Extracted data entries
========================================================================

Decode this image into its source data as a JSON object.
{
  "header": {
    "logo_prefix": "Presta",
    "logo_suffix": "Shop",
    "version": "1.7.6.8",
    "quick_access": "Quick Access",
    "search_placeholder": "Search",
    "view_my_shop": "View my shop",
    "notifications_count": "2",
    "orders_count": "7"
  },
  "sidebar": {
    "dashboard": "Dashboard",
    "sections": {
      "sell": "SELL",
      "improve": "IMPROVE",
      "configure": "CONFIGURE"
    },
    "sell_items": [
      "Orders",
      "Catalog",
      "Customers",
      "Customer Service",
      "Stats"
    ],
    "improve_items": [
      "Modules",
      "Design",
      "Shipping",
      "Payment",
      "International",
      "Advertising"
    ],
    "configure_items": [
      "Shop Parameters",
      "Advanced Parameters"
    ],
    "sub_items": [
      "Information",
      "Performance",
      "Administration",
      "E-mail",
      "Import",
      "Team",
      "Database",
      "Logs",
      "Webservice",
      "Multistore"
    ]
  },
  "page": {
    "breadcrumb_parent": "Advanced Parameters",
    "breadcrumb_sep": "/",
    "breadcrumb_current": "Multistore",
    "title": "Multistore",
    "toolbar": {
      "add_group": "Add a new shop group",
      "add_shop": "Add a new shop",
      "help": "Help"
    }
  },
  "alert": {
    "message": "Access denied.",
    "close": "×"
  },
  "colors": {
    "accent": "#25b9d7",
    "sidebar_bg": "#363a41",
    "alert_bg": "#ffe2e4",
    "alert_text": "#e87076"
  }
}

========================================================================

■ Requirements:
Output each record precisely as given.

■ Written solution:
Decode this image into its source data as a JSON object.
{
  "header": {
    "logo_prefix": "Presta",
    "logo_suffix": "Shop",
    "version": "1.7.6.8",
    "quick_access": "Quick Access",
    "search_placeholder": "Search",
    "view_my_shop": "View my shop",
    "notifications_count": "2",
    "orders_count": "7"
  },
  "sidebar": {
    "dashboard": "Dashboard",
    "sections": {
      "sell": "SELL",
      "improve": "IMPROVE",
      "configure": "CONFIGURE"
    },
    "sell_items": [
      "Orders",
      "Catalog",
      "Customers",
      "Customer Service",
      "Stats"
    ],
    "improve_items": [
      "Modules",
      "Design",
      "Shipping",
      "Payment",
      "International",
      "Advertising"
    ],
    "configure_items": [
      "Shop Parameters",
      "Advanced Parameters"
    ],
    "sub_items": [
      "Information",
      "Performance",
      "Administration",
      "E-mail",
      "Import",
      "Team",
      "Database",
      "Logs",
      "Webservice",
      "Multistore"
    ]
  },
  "page": {
    "breadcrumb_parent": "Advanced Parameters",
    "breadcrumb_sep": "/",
    "breadcrumb_current": "Multistore",
    "title": "Multistore",
    "toolbar": {
      "add_group": "Add a new shop group",
      "add_shop": "Add a new shop",
      "help": "Help"
    }
  },
  "alert": {
    "message": "Access denied.",
    "close": "×"
  },
  "colors": {
    "accent": "#25b9d7",
    "sidebar_bg": "#363a41",
    "alert_bg": "#ffe2e4",
    "alert_text": "#e87076"
  }
}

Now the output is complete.